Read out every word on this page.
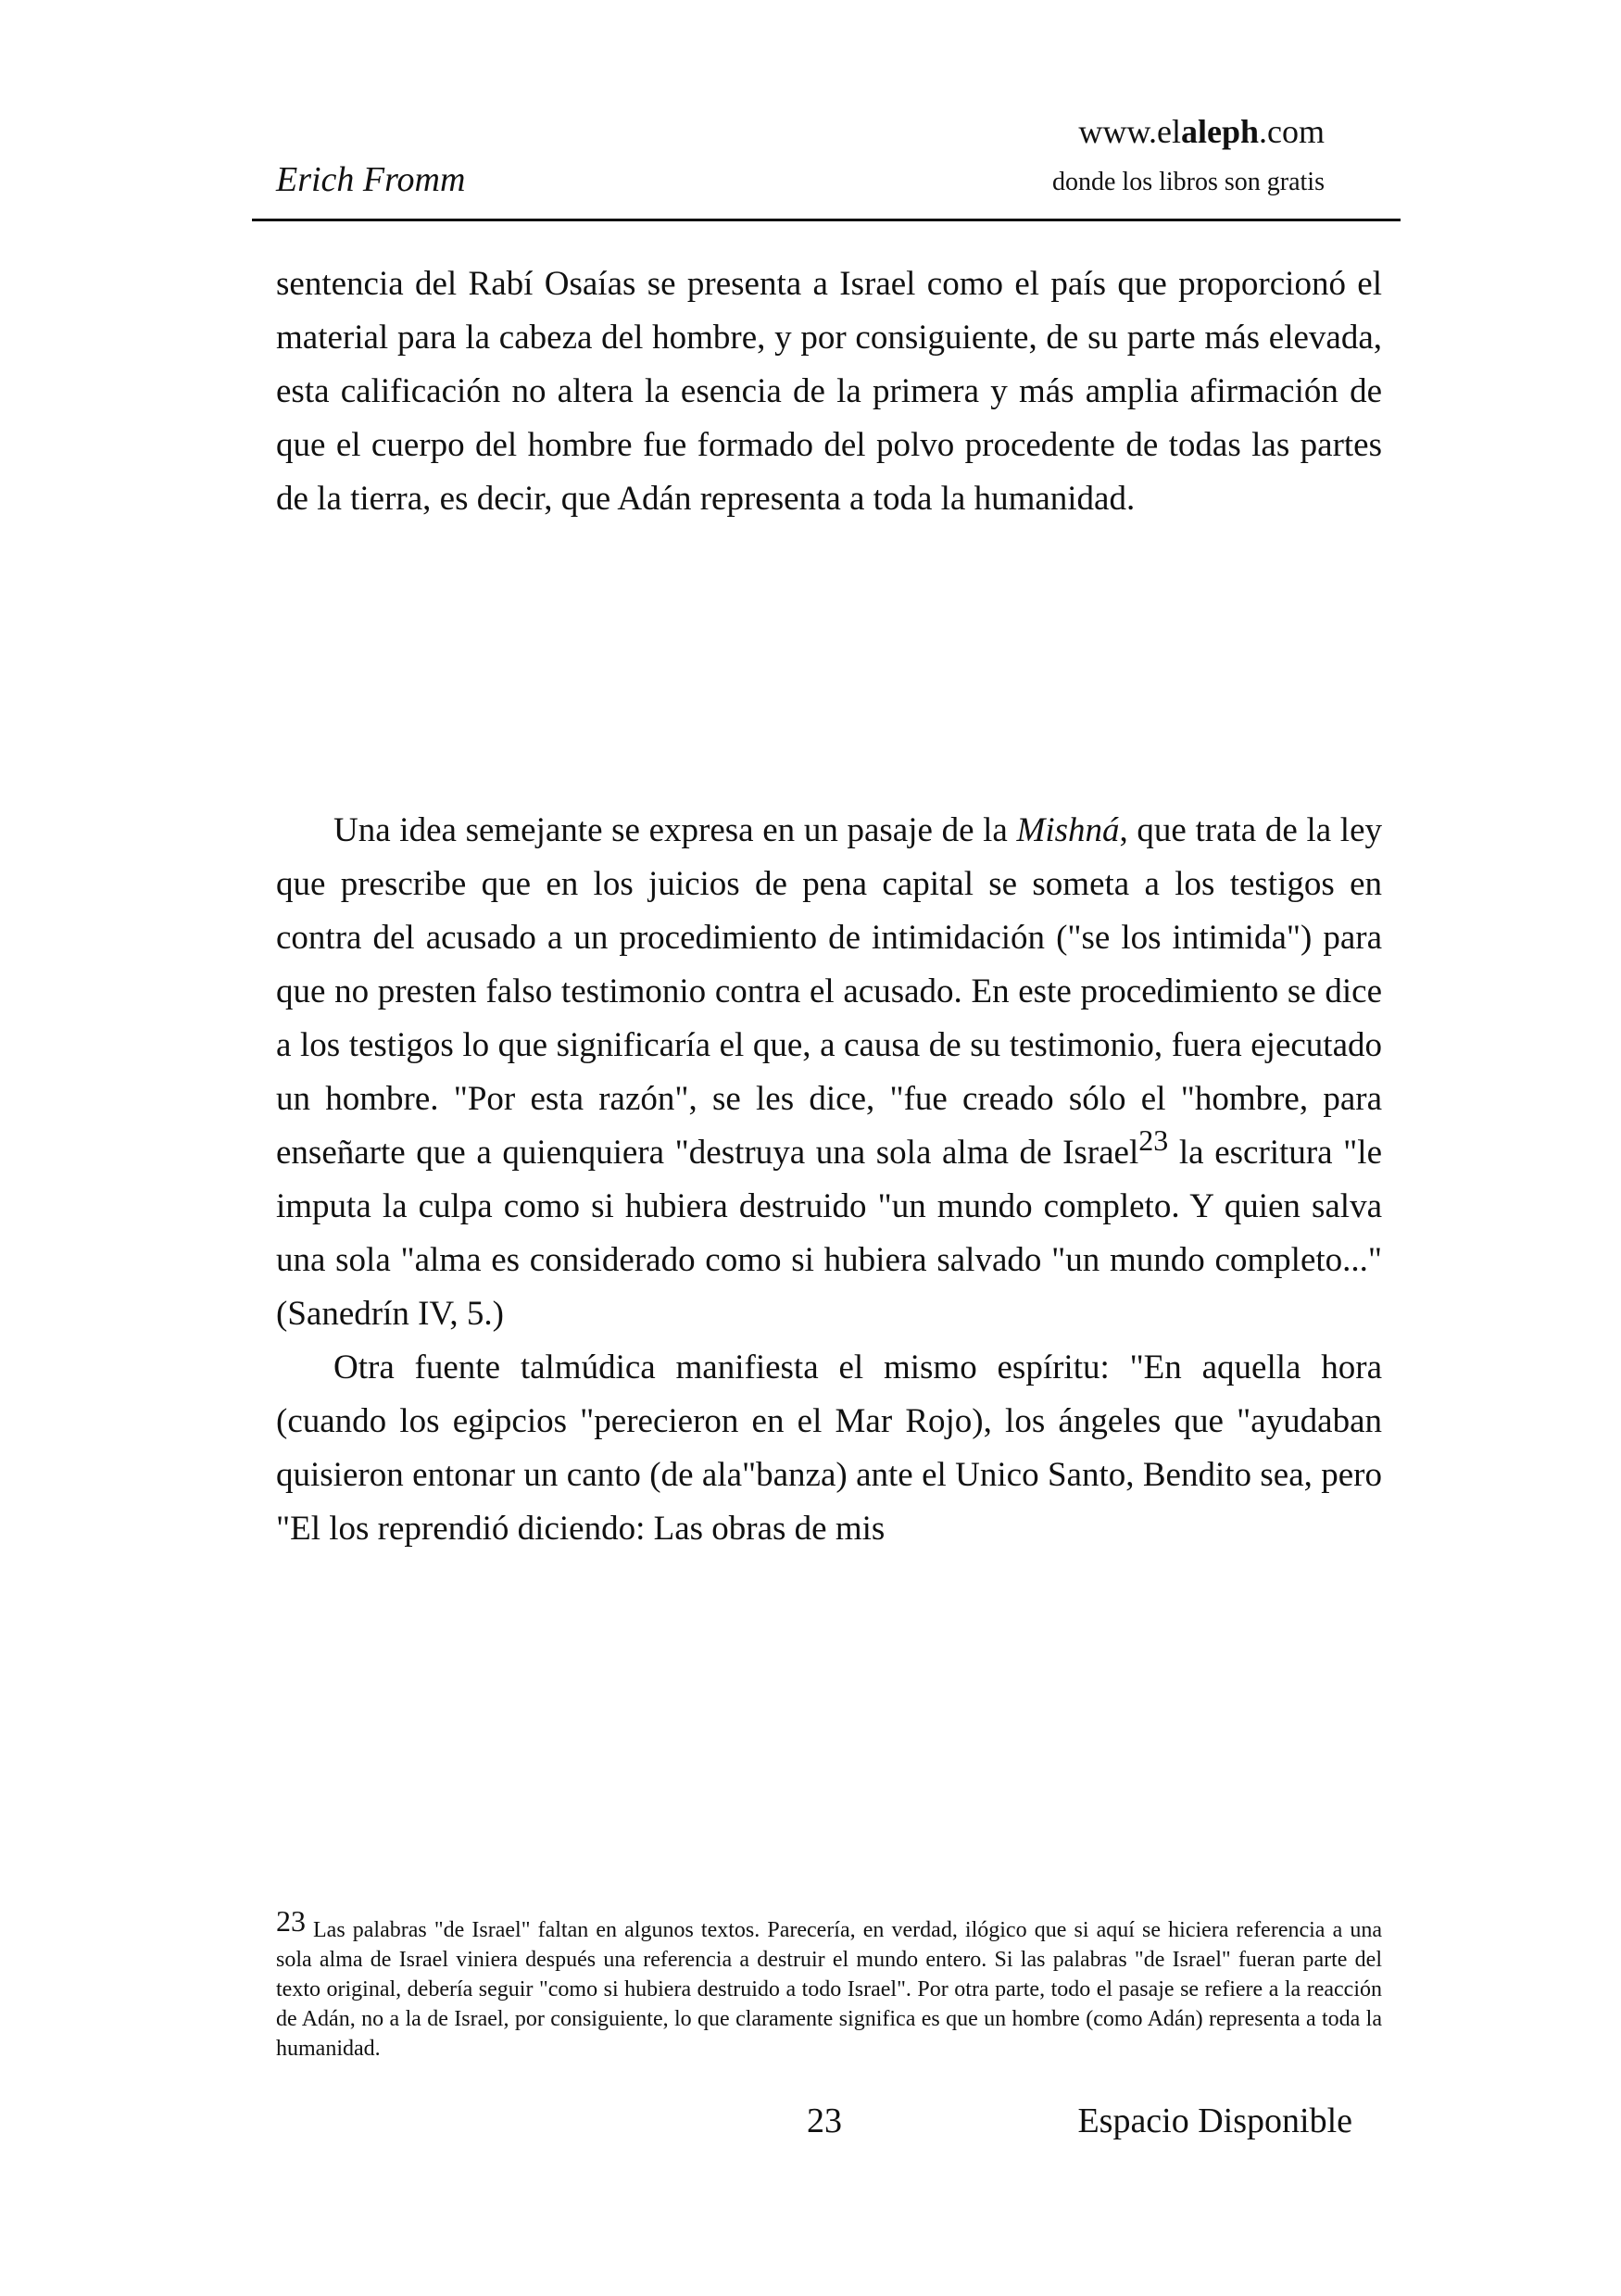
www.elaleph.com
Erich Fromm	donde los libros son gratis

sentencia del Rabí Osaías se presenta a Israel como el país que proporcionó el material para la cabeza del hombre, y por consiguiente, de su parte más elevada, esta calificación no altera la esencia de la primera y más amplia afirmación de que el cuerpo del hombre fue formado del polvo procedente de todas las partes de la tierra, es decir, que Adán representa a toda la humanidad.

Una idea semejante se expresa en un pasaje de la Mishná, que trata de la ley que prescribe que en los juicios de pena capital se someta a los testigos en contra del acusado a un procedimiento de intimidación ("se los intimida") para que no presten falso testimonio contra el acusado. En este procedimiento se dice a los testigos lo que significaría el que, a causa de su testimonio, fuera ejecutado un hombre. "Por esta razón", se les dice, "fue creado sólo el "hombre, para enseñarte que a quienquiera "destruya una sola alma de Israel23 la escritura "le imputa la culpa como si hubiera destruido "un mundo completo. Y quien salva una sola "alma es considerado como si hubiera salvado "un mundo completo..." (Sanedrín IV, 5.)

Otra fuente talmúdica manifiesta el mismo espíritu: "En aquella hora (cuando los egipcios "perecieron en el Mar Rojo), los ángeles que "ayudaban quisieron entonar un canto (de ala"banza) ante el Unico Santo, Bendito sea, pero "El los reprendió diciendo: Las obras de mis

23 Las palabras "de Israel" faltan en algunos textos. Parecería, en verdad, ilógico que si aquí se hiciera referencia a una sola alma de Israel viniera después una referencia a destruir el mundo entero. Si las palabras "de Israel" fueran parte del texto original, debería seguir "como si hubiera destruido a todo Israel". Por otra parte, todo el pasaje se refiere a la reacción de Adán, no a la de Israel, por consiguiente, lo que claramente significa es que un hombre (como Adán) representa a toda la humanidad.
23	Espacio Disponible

*****

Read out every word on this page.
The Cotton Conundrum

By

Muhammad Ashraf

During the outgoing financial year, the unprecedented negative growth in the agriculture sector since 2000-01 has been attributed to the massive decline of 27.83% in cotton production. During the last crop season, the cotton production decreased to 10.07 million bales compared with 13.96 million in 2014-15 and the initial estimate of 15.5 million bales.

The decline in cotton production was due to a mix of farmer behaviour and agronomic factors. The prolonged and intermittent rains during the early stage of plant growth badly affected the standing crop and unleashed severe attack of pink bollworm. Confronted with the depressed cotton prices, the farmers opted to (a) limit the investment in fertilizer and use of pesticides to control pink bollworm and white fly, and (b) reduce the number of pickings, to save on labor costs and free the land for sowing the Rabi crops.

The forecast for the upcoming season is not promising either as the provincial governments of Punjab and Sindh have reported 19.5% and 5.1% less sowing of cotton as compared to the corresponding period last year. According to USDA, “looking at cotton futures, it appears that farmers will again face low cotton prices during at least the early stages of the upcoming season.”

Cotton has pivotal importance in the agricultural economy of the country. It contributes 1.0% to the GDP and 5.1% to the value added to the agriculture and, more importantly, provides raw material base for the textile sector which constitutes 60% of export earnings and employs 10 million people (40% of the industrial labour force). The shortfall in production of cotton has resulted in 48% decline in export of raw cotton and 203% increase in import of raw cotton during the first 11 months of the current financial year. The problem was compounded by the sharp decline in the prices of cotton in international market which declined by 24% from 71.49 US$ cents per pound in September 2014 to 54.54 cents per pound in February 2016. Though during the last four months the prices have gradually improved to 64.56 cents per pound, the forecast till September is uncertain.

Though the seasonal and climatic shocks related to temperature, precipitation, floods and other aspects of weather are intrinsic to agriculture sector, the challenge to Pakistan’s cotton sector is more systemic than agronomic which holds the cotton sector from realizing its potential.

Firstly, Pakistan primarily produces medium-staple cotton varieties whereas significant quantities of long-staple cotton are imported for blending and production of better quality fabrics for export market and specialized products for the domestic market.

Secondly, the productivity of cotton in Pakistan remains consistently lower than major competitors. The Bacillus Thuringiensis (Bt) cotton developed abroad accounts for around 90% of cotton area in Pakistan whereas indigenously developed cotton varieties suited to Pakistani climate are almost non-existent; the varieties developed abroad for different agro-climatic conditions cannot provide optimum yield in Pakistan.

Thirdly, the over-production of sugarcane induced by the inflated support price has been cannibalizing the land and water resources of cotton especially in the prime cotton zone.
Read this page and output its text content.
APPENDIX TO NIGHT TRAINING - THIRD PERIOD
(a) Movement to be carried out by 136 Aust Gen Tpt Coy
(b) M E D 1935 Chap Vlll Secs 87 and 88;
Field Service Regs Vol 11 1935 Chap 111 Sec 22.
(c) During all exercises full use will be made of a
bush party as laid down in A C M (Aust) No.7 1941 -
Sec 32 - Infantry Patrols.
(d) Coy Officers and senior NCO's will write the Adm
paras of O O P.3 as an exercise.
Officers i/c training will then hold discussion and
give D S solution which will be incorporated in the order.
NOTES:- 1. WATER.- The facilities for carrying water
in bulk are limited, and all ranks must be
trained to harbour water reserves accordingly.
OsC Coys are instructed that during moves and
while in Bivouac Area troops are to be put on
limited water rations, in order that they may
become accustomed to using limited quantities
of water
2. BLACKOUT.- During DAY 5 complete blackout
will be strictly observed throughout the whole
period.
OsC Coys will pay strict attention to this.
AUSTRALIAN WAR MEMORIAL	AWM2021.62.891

*****

- Aim of the exercise
Across the records, how many lines contain "order"? Only the number should be given.

- Answer for the task
2